* **Task description**
All of the records below need to be copied exactly.

* **Information given**
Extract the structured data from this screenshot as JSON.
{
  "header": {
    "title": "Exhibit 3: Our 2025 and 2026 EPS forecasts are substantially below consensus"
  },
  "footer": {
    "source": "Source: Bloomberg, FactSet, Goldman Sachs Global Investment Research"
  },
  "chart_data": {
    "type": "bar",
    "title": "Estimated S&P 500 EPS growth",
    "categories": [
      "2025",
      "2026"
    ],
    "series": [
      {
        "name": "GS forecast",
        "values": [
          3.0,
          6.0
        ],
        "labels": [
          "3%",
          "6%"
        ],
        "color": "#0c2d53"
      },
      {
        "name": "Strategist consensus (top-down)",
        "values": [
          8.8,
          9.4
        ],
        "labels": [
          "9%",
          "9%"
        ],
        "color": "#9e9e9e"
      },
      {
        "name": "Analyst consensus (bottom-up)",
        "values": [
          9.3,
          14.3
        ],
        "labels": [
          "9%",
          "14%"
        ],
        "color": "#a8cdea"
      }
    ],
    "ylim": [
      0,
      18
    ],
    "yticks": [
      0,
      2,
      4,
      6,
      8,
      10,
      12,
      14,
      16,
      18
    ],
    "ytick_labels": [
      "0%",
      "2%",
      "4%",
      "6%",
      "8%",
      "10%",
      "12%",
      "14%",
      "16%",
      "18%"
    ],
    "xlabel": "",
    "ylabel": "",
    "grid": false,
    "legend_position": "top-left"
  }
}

* **Correct output**
Extract the structured data from this screenshot as JSON.
{
  "header": {
    "title": "Exhibit 3: Our 2025 and 2026 EPS forecasts are substantially below consensus"
  },
  "footer": {
    "source": "Source: Bloomberg, FactSet, Goldman Sachs Global Investment Research"
  },
  "chart_data": {
    "type": "bar",
    "title": "Estimated S&P 500 EPS growth",
    "categories": [
      "2025",
      "2026"
    ],
    "series": [
      {
        "name": "GS forecast",
        "values": [
          3.0,
          6.0
        ],
        "labels": [
          "3%",
          "6%"
        ],
        "color": "#0c2d53"
      },
      {
        "name": "Strategist consensus (top-down)",
        "values": [
          8.8,
          9.4
        ],
        "labels": [
          "9%",
          "9%"
        ],
        "color": "#9e9e9e"
      },
      {
        "name": "Analyst consensus (bottom-up)",
        "values": [
          9.3,
          14.3
        ],
        "labels": [
          "9%",
          "14%"
        ],
        "color": "#a8cdea"
      }
    ],
    "ylim": [
      0,
      18
    ],
    "yticks": [
      0,
      2,
      4,
      6,
      8,
      10,
      12,
      14,
      16,
      18
    ],
    "ytick_labels": [
      "0%",
      "2%",
      "4%",
      "6%",
      "8%",
      "10%",
      "12%",
      "14%",
      "16%",
      "18%"
    ],
    "xlabel": "",
    "ylabel": "",
    "grid": false,
    "legend_position": "top-left"
  }
}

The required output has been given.